DATA EXCERPTS =>
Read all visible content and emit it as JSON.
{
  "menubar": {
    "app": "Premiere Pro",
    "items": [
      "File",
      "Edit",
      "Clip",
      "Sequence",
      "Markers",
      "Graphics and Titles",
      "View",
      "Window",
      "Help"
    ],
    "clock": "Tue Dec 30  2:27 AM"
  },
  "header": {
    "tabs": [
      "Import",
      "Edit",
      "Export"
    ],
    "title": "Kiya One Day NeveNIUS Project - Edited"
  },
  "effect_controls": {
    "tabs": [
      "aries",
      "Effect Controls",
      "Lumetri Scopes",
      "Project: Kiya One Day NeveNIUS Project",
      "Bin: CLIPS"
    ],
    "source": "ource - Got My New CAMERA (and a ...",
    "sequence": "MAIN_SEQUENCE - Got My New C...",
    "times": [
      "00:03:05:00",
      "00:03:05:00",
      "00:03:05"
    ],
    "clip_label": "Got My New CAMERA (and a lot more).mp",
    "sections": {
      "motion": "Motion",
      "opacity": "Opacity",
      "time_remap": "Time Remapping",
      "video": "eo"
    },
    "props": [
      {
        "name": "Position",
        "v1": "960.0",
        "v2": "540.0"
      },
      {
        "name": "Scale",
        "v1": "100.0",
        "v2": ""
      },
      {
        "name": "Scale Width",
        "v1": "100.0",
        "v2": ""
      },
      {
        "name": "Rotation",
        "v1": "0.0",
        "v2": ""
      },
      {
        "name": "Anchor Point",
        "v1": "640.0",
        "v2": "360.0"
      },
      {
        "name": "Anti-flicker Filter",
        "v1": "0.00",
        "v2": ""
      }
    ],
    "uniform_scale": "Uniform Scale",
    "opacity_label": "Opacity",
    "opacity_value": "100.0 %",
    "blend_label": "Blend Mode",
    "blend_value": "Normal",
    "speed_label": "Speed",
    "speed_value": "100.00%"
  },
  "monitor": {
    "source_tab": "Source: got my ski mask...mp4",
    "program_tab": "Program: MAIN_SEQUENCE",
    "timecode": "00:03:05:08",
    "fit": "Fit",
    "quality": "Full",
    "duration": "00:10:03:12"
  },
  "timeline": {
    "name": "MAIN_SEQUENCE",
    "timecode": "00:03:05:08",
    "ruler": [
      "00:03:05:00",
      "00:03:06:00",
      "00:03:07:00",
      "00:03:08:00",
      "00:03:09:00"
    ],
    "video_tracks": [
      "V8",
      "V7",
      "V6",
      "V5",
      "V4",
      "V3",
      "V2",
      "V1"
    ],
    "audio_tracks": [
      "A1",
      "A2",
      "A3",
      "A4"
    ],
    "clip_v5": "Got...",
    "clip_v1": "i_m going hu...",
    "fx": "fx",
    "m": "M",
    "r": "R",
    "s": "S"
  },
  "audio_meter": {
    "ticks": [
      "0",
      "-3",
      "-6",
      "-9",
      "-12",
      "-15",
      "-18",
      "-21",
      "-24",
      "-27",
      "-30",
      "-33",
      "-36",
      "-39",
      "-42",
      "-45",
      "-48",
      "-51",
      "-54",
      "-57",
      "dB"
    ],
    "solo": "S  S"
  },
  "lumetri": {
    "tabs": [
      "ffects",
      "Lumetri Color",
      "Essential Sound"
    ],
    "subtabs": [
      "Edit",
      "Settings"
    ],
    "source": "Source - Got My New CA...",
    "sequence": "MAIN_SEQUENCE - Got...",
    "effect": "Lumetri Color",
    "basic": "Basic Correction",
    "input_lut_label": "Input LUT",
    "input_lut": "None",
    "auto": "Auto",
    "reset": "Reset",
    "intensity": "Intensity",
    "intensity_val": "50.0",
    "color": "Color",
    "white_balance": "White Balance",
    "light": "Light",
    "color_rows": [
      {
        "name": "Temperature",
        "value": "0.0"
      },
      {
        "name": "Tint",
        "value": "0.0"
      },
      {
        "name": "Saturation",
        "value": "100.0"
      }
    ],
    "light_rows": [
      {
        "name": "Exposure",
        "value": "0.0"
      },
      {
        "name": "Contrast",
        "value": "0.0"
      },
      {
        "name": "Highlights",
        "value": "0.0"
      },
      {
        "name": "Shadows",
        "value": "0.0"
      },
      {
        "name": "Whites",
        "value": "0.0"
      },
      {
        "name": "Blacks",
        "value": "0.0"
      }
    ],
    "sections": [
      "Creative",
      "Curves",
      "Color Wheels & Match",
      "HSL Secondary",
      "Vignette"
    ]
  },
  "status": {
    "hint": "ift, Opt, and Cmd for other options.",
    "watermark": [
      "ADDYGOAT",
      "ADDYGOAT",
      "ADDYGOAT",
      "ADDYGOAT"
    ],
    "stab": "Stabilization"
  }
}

GIVEN EXERCISE =>
Extract the listing in its entirety, matching it exactly.

THE OUTPUT =>
Read all visible content and emit it as JSON.
{
  "menubar": {
    "app": "Premiere Pro",
    "items": [
      "File",
      "Edit",
      "Clip",
      "Sequence",
      "Markers",
      "Graphics and Titles",
      "View",
      "Window",
      "Help"
    ],
    "clock": "Tue Dec 30  2:27 AM"
  },
  "header": {
    "tabs": [
      "Import",
      "Edit",
      "Export"
    ],
    "title": "Kiya One Day NeveNIUS Project - Edited"
  },
  "effect_controls": {
    "tabs": [
      "aries",
      "Effect Controls",
      "Lumetri Scopes",
      "Project: Kiya One Day NeveNIUS Project",
      "Bin: CLIPS"
    ],
    "source": "ource - Got My New CAMERA (and a ...",
    "sequence": "MAIN_SEQUENCE - Got My New C...",
    "times": [
      "00:03:05:00",
      "00:03:05:00",
      "00:03:05"
    ],
    "clip_label": "Got My New CAMERA (and a lot more).mp",
    "sections": {
      "motion": "Motion",
      "opacity": "Opacity",
      "time_remap": "Time Remapping",
      "video": "eo"
    },
    "props": [
      {
        "name": "Position",
        "v1": "960.0",
        "v2": "540.0"
      },
      {
        "name": "Scale",
        "v1": "100.0",
        "v2": ""
      },
      {
        "name": "Scale Width",
        "v1": "100.0",
        "v2": ""
      },
      {
        "name": "Rotation",
        "v1": "0.0",
        "v2": ""
      },
      {
        "name": "Anchor Point",
        "v1": "640.0",
        "v2": "360.0"
      },
      {
        "name": "Anti-flicker Filter",
        "v1": "0.00",
        "v2": ""
      }
    ],
    "uniform_scale": "Uniform Scale",
    "opacity_label": "Opacity",
    "opacity_value": "100.0 %",
    "blend_label": "Blend Mode",
    "blend_value": "Normal",
    "speed_label": "Speed",
    "speed_value": "100.00%"
  },
  "monitor": {
    "source_tab": "Source: got my ski mask...mp4",
    "program_tab": "Program: MAIN_SEQUENCE",
    "timecode": "00:03:05:08",
    "fit": "Fit",
    "quality": "Full",
    "duration": "00:10:03:12"
  },
  "timeline": {
    "name": "MAIN_SEQUENCE",
    "timecode": "00:03:05:08",
    "ruler": [
      "00:03:05:00",
      "00:03:06:00",
      "00:03:07:00",
      "00:03:08:00",
      "00:03:09:00"
    ],
    "video_tracks": [
      "V8",
      "V7",
      "V6",
      "V5",
      "V4",
      "V3",
      "V2",
      "V1"
    ],
    "audio_tracks": [
      "A1",
      "A2",
      "A3",
      "A4"
    ],
    "clip_v5": "Got...",
    "clip_v1": "i_m going hu...",
    "fx": "fx",
    "m": "M",
    "r": "R",
    "s": "S"
  },
  "audio_meter": {
    "ticks": [
      "0",
      "-3",
      "-6",
      "-9",
      "-12",
      "-15",
      "-18",
      "-21",
      "-24",
      "-27",
      "-30",
      "-33",
      "-36",
      "-39",
      "-42",
      "-45",
      "-48",
      "-51",
      "-54",
      "-57",
      "dB"
    ],
    "solo": "S  S"
  },
  "lumetri": {
    "tabs": [
      "ffects",
      "Lumetri Color",
      "Essential Sound"
    ],
    "subtabs": [
      "Edit",
      "Settings"
    ],
    "source": "Source - Got My New CA...",
    "sequence": "MAIN_SEQUENCE - Got...",
    "effect": "Lumetri Color",
    "basic": "Basic Correction",
    "input_lut_label": "Input LUT",
    "input_lut": "None",
    "auto": "Auto",
    "reset": "Reset",
    "intensity": "Intensity",
    "intensity_val": "50.0",
    "color": "Color",
    "white_balance": "White Balance",
    "light": "Light",
    "color_rows": [
      {
        "name": "Temperature",
        "value": "0.0"
      },
      {
        "name": "Tint",
        "value": "0.0"
      },
      {
        "name": "Saturation",
        "value": "100.0"
      }
    ],
    "light_rows": [
      {
        "name": "Exposure",
        "value": "0.0"
      },
      {
        "name": "Contrast",
        "value": "0.0"
      },
      {
        "name": "Highlights",
        "value": "0.0"
      },
      {
        "name": "Shadows",
        "value": "0.0"
      },
      {
        "name": "Whites",
        "value": "0.0"
      },
      {
        "name": "Blacks",
        "value": "0.0"
      }
    ],
    "sections": [
      "Creative",
      "Curves",
      "Color Wheels & Match",
      "HSL Secondary",
      "Vignette"
    ]
  },
  "status": {
    "hint": "ift, Opt, and Cmd for other options.",
    "watermark": [
      "ADDYGOAT",
      "ADDYGOAT",
      "ADDYGOAT",
      "ADDYGOAT"
    ],
    "stab": "Stabilization"
  }
}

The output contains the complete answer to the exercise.